>> Begin Materials provided
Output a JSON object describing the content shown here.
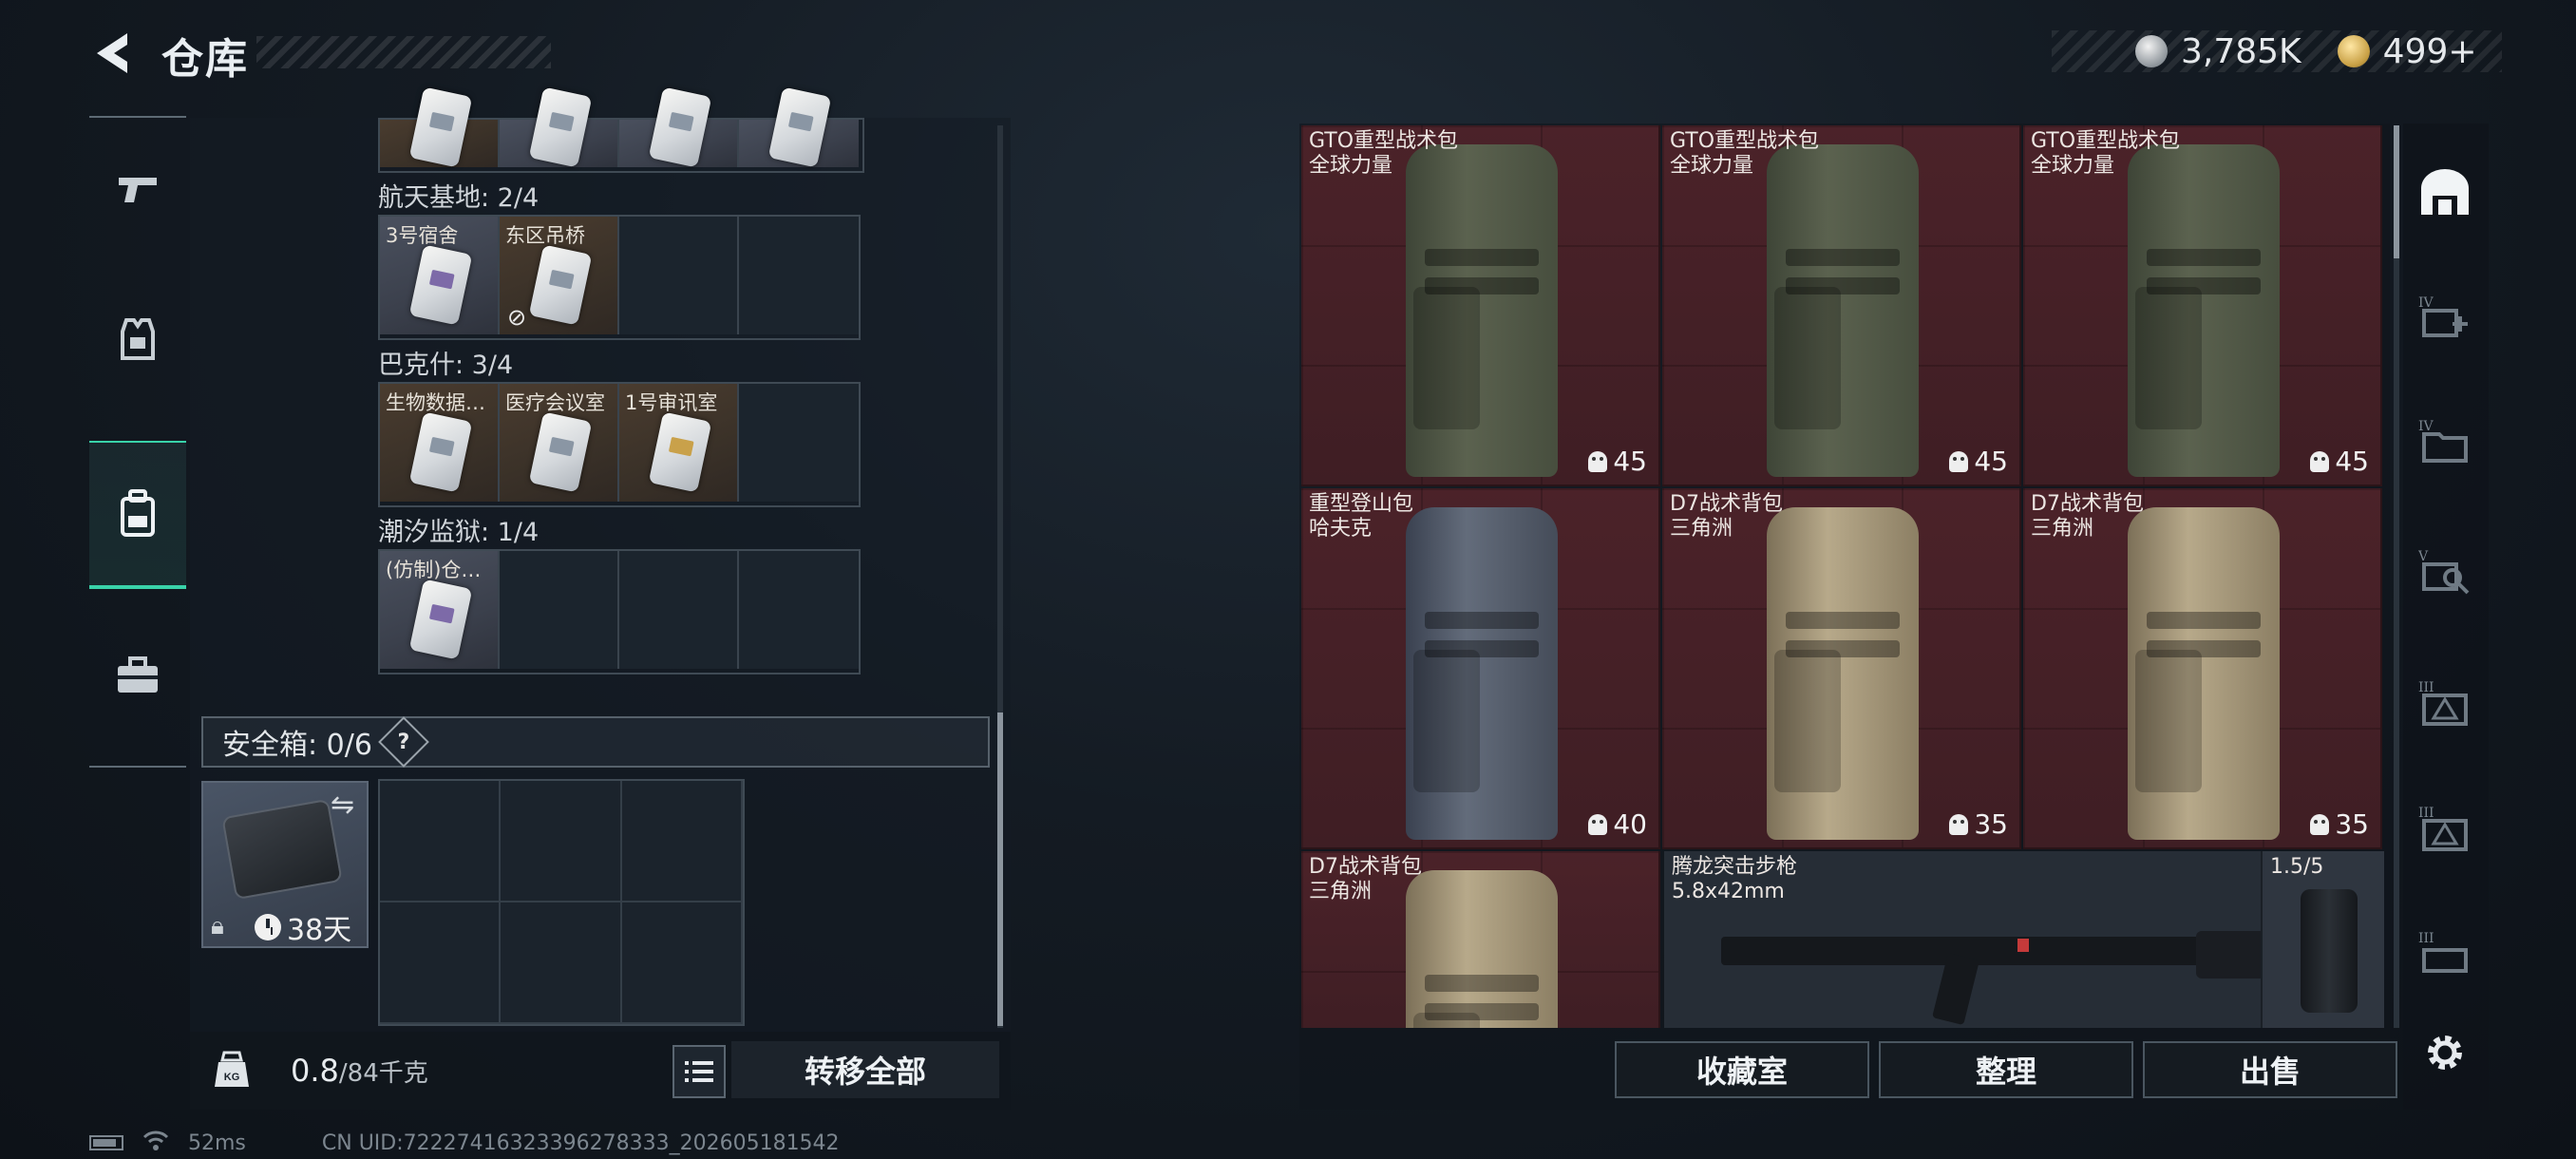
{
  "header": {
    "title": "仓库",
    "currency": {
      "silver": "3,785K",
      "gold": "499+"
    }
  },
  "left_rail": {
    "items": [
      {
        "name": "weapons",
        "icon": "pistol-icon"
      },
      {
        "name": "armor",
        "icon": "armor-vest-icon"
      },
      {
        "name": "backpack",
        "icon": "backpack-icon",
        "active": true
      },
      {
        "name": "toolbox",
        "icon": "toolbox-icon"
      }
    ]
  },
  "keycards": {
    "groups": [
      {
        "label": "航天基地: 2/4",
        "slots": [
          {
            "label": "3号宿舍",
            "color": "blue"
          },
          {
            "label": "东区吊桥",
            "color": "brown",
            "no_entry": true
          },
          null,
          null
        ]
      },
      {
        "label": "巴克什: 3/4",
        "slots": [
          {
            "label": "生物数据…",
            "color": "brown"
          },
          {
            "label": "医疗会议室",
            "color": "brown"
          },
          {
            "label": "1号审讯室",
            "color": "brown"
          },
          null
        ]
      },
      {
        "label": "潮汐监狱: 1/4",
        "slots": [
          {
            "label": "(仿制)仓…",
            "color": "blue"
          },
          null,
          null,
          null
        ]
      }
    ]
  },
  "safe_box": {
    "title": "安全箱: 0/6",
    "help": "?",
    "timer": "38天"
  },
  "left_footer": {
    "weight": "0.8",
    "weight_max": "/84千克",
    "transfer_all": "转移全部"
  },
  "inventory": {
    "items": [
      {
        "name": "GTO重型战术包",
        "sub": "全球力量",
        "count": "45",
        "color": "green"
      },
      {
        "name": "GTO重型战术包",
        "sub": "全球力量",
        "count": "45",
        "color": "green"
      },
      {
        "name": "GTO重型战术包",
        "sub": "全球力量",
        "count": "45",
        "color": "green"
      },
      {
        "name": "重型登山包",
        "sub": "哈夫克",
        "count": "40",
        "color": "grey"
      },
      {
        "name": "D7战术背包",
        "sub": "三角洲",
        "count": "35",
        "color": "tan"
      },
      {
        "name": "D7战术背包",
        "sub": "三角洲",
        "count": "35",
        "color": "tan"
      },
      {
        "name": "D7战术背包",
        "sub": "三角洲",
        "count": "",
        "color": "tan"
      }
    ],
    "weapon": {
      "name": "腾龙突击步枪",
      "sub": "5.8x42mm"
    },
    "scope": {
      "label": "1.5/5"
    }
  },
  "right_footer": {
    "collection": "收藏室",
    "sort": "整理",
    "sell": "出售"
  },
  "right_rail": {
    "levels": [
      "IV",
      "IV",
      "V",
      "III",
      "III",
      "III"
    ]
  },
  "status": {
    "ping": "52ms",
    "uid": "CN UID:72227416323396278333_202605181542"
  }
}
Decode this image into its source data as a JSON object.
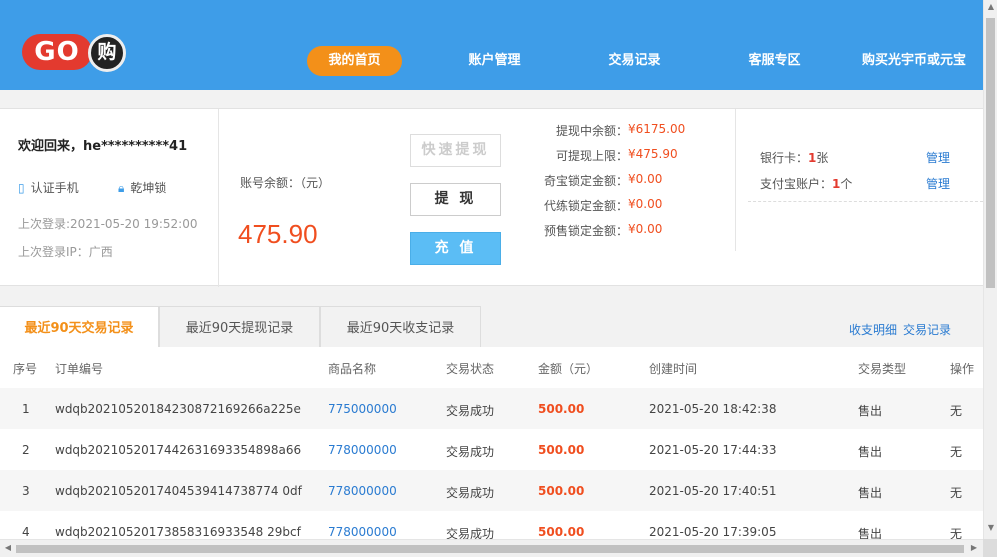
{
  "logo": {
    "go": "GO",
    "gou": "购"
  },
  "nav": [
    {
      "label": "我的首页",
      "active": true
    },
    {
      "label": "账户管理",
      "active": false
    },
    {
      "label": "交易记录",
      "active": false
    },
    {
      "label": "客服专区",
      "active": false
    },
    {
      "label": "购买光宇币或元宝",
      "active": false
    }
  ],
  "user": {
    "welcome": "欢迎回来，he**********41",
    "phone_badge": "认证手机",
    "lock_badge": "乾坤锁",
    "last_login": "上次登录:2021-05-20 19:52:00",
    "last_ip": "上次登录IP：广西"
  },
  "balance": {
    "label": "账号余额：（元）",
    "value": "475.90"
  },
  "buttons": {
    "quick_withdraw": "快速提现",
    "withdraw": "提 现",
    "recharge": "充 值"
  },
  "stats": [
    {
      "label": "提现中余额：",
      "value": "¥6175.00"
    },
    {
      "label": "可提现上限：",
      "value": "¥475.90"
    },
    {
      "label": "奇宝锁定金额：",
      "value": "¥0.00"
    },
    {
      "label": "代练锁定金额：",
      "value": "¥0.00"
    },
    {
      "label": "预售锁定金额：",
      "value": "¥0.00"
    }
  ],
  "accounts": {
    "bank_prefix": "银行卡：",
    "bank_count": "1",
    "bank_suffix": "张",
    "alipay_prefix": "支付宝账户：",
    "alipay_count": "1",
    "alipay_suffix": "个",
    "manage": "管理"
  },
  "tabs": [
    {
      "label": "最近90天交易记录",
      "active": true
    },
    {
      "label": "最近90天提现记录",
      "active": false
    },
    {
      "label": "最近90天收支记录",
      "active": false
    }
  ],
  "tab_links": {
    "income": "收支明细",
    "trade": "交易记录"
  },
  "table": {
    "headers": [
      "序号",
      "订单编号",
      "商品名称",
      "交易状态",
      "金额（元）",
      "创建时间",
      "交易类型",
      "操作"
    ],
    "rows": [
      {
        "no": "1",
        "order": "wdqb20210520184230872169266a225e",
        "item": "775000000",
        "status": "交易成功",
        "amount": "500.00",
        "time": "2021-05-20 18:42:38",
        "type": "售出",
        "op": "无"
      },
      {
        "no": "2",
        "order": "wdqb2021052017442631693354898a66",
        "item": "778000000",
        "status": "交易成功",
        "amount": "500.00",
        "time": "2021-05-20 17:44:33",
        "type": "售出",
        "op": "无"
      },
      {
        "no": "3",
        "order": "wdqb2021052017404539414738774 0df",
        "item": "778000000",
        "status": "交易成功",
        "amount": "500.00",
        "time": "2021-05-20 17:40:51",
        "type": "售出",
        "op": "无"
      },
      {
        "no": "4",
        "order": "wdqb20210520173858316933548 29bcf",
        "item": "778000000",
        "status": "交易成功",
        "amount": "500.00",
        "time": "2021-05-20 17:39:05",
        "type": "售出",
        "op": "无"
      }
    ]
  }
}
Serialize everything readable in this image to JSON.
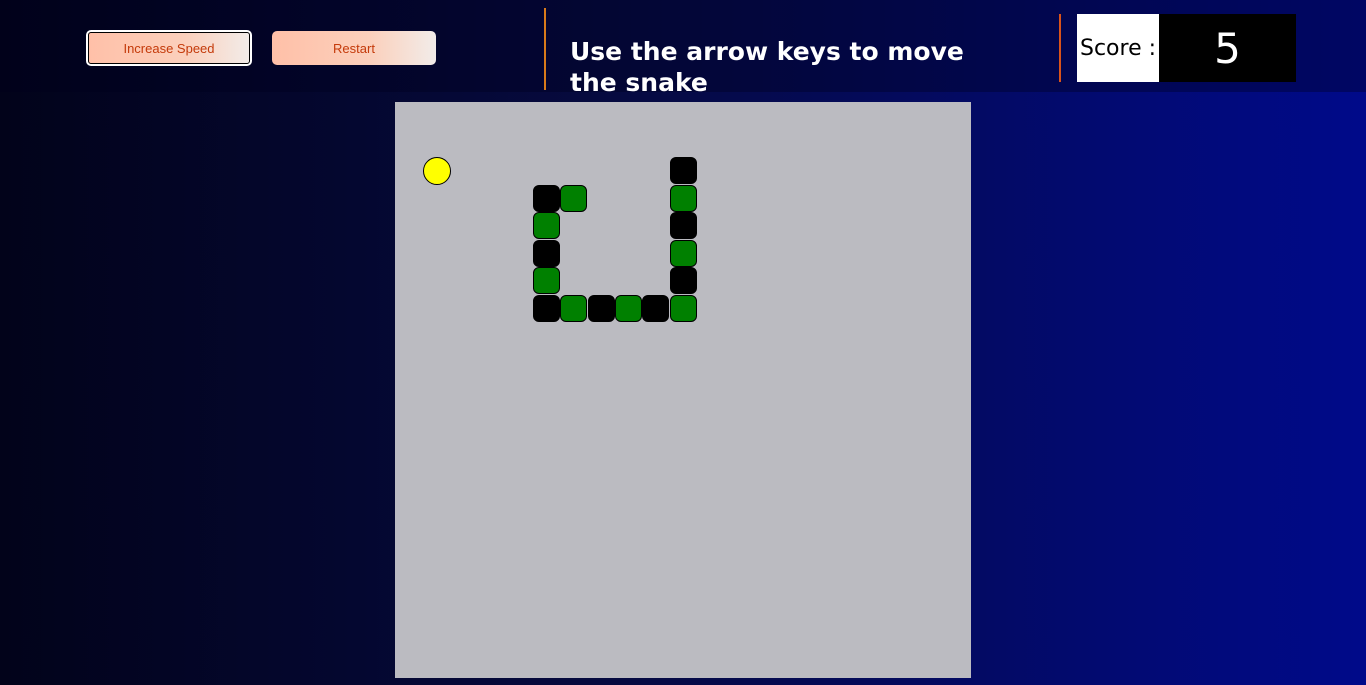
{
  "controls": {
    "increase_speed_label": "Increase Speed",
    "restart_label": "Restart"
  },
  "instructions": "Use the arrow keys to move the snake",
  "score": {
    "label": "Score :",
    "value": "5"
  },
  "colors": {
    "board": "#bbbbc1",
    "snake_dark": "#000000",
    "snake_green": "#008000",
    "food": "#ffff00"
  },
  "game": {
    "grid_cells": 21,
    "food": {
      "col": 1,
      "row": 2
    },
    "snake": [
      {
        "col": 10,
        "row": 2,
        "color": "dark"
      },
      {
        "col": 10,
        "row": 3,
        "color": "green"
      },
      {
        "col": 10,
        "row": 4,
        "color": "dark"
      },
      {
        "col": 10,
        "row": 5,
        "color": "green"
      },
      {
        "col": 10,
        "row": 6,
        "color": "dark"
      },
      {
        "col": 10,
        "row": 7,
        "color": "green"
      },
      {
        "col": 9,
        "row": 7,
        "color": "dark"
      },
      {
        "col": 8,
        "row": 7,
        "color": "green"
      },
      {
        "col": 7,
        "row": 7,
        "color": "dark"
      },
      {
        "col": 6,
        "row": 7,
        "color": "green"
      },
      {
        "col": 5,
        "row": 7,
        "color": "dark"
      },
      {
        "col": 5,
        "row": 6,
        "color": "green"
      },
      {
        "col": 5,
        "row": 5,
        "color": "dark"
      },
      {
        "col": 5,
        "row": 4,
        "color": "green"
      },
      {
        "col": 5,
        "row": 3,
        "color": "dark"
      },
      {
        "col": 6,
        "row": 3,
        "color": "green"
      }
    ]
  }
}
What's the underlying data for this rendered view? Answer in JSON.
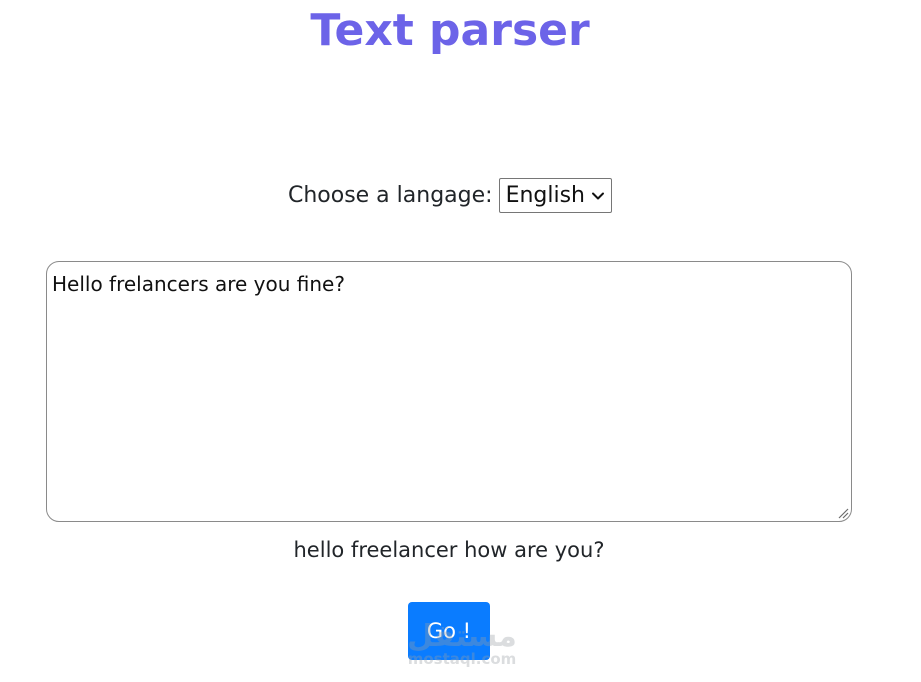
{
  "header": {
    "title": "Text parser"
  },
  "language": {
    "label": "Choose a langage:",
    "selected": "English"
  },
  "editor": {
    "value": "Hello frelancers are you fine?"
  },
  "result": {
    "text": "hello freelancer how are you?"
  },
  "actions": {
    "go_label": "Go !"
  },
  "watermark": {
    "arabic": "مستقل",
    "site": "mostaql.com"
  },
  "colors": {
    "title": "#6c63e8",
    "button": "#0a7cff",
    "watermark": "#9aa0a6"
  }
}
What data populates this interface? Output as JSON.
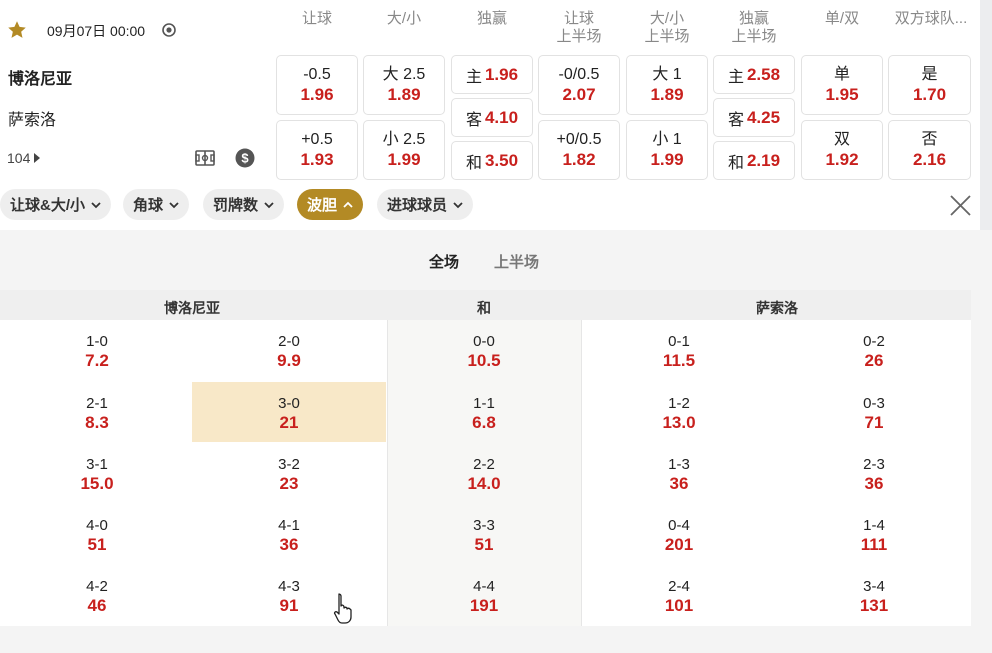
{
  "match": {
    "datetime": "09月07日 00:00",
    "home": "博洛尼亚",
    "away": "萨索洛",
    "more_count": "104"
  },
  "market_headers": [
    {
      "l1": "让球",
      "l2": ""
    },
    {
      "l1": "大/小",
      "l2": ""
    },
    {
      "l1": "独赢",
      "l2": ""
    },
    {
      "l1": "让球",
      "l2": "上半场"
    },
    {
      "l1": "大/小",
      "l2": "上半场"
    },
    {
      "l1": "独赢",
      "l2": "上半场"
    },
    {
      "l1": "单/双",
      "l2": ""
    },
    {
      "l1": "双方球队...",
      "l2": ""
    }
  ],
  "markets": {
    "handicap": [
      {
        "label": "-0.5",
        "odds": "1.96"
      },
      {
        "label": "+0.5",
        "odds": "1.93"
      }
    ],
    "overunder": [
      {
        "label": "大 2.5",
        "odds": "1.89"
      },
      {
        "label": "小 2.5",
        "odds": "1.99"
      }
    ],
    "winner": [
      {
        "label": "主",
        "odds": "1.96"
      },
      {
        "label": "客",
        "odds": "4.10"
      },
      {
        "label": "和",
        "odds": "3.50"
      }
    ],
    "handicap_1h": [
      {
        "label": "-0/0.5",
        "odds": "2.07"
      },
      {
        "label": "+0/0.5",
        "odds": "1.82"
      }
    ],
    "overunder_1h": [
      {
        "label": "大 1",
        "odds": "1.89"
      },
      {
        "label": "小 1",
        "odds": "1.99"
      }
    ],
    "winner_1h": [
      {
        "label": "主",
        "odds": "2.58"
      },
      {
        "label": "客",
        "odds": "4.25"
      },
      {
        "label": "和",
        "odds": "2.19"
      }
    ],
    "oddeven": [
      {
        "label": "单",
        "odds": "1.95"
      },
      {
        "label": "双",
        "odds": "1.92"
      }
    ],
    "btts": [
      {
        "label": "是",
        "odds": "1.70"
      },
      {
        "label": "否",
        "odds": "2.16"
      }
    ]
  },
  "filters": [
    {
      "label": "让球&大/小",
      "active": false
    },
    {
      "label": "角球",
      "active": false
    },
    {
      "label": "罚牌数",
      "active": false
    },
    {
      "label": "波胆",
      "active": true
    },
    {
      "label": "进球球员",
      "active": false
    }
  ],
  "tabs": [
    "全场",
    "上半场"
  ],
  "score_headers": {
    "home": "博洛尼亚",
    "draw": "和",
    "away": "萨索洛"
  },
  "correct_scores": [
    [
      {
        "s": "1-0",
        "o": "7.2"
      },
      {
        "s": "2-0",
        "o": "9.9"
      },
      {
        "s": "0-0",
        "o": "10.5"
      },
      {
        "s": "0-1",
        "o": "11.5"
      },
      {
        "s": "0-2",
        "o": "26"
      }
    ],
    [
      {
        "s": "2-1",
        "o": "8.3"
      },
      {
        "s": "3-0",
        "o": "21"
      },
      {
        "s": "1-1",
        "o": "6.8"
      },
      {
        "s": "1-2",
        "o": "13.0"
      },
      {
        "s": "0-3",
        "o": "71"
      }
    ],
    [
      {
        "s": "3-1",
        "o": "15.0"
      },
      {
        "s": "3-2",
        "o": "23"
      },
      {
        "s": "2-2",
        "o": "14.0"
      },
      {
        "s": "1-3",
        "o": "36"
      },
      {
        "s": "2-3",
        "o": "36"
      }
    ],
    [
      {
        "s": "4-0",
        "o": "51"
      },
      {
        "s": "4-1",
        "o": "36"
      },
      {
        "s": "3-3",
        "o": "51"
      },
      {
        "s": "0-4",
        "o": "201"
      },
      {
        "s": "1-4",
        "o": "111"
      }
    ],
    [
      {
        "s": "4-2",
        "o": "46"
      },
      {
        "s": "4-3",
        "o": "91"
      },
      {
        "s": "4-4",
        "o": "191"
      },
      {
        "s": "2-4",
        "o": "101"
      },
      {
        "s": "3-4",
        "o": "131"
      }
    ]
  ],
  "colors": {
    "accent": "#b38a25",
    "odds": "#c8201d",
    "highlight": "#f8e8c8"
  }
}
>> End Materials provided
- **Problem description**: Each line that holds the word "value" is to be copied.

- **Result**:
    "value": "475.90"
      "value": "¥6175.00"
      "value": "¥475.90"
      "value": "¥0.00"
      "value": "¥0.00"
      "value": "¥0.00"
    "value": "5"
    "value": "Hello frelancers are you fine?"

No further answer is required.